◆ **Your goal**: From the records below, copy out each line that has the word "ylabel".

——————————

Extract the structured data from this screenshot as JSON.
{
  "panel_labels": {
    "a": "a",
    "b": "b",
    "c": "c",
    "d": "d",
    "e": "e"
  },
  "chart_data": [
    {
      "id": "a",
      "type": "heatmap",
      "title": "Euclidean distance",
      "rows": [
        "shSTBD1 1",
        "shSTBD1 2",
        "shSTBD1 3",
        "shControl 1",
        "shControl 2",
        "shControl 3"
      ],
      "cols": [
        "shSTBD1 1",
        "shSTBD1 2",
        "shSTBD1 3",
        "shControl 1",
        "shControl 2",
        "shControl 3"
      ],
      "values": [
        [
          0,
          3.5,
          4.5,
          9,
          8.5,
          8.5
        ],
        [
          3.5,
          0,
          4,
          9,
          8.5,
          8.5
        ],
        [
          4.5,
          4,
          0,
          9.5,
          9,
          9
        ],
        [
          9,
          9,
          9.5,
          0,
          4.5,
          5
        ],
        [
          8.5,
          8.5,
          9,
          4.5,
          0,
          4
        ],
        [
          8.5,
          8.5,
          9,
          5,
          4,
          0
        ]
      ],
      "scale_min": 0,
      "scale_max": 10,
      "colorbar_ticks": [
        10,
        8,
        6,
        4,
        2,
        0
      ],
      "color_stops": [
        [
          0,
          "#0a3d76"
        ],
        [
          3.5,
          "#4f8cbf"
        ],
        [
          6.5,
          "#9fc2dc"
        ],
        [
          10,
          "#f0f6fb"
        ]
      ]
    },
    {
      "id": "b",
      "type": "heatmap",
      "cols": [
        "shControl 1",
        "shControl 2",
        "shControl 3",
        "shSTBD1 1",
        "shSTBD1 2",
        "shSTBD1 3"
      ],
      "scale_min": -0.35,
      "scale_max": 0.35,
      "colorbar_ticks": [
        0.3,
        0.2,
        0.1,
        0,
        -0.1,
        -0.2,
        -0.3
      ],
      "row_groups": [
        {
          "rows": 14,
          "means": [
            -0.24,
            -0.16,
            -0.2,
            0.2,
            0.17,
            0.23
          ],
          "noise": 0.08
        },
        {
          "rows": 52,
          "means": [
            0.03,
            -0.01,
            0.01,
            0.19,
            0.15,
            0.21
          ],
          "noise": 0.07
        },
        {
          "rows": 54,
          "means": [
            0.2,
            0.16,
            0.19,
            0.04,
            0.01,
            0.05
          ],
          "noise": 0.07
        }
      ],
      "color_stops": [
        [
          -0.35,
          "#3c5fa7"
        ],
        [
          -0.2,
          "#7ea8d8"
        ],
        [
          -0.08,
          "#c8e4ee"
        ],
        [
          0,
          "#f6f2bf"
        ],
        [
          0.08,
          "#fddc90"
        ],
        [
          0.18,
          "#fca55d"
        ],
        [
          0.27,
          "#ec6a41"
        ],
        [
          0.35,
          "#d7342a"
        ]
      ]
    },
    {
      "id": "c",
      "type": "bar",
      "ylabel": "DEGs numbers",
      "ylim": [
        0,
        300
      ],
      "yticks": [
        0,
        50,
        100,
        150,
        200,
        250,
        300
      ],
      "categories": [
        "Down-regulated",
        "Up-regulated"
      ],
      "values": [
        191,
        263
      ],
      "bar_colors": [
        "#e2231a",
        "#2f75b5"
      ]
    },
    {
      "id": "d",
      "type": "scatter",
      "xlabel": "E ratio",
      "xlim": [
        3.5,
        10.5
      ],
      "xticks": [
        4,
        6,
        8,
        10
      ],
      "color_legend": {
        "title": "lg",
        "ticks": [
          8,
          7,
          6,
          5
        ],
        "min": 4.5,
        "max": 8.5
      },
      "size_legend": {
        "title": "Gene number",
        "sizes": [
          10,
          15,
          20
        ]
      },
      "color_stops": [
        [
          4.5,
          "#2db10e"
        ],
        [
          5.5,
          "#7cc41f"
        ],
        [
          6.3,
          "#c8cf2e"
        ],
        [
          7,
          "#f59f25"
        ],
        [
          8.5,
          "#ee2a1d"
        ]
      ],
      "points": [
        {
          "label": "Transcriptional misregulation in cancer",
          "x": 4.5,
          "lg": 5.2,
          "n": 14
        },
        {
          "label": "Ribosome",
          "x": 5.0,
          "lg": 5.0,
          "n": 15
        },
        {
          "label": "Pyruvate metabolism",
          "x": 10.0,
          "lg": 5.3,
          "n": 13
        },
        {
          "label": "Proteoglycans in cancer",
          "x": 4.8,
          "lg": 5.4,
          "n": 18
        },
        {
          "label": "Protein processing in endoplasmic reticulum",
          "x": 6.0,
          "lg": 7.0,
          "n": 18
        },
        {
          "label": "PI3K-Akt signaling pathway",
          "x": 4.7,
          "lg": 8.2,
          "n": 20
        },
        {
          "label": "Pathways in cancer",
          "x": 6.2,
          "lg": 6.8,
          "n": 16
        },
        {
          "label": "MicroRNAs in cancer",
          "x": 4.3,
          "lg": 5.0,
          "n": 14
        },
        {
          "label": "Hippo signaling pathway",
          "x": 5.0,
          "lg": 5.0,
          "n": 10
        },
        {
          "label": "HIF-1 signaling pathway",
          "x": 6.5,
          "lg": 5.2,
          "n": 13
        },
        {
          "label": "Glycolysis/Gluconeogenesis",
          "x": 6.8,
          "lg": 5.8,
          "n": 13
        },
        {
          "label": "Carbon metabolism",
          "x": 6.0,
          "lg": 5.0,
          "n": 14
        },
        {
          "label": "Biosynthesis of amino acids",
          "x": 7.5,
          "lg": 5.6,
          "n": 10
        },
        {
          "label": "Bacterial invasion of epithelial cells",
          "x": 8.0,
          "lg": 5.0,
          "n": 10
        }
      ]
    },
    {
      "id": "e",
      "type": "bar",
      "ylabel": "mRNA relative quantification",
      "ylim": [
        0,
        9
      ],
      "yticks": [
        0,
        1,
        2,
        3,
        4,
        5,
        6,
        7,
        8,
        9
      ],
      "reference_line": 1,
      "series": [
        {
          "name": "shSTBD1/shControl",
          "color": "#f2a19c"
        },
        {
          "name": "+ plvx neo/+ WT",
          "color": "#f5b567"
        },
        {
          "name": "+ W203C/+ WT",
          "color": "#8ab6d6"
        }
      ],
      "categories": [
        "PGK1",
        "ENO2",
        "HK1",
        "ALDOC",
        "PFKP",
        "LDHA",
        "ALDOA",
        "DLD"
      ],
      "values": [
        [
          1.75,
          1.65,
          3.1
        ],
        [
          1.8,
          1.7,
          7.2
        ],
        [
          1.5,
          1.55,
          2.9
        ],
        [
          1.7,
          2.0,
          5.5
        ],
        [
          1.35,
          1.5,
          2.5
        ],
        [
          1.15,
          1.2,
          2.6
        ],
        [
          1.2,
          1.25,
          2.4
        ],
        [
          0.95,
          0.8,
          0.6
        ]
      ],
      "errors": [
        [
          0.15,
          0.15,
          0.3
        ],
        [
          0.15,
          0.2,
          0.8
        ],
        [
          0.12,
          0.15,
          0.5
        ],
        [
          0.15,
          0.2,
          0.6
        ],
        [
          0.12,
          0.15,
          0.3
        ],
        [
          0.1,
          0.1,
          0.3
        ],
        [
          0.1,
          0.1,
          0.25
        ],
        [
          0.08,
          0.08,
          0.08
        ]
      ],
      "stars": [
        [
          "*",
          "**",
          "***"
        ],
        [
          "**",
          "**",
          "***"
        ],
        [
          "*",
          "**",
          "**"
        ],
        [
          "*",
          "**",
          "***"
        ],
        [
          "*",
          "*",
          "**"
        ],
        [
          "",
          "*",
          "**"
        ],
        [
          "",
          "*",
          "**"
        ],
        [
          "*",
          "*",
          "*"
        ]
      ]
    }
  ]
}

——————————

◆ **Output**:
      "ylabel": "DEGs numbers",
      "ylabel": "mRNA relative quantification",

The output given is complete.